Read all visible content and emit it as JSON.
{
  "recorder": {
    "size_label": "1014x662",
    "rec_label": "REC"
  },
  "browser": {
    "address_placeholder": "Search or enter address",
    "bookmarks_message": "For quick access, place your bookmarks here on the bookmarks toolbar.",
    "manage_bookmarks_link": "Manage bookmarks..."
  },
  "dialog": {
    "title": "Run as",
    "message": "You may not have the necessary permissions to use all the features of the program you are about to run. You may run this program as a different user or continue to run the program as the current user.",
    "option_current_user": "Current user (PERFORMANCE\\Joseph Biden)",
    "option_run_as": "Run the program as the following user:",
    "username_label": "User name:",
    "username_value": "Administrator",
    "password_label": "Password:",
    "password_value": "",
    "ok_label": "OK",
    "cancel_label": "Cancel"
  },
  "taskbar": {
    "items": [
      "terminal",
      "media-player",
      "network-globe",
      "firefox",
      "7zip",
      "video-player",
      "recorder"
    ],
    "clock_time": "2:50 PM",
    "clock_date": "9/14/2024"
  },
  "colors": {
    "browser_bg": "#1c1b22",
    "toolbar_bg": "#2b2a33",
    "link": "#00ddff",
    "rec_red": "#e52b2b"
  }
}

Task brief:
Type out the material again exactly as presented.

Answer:
Read all visible content and emit it as JSON.
{
  "recorder": {
    "size_label": "1014x662",
    "rec_label": "REC"
  },
  "browser": {
    "address_placeholder": "Search or enter address",
    "bookmarks_message": "For quick access, place your bookmarks here on the bookmarks toolbar.",
    "manage_bookmarks_link": "Manage bookmarks..."
  },
  "dialog": {
    "title": "Run as",
    "message": "You may not have the necessary permissions to use all the features of the program you are about to run. You may run this program as a different user or continue to run the program as the current user.",
    "option_current_user": "Current user (PERFORMANCE\\Joseph Biden)",
    "option_run_as": "Run the program as the following user:",
    "username_label": "User name:",
    "username_value": "Administrator",
    "password_label": "Password:",
    "password_value": "",
    "ok_label": "OK",
    "cancel_label": "Cancel"
  },
  "taskbar": {
    "items": [
      "terminal",
      "media-player",
      "network-globe",
      "firefox",
      "7zip",
      "video-player",
      "recorder"
    ],
    "clock_time": "2:50 PM",
    "clock_date": "9/14/2024"
  },
  "colors": {
    "browser_bg": "#1c1b22",
    "toolbar_bg": "#2b2a33",
    "link": "#00ddff",
    "rec_red": "#e52b2b"
  }
}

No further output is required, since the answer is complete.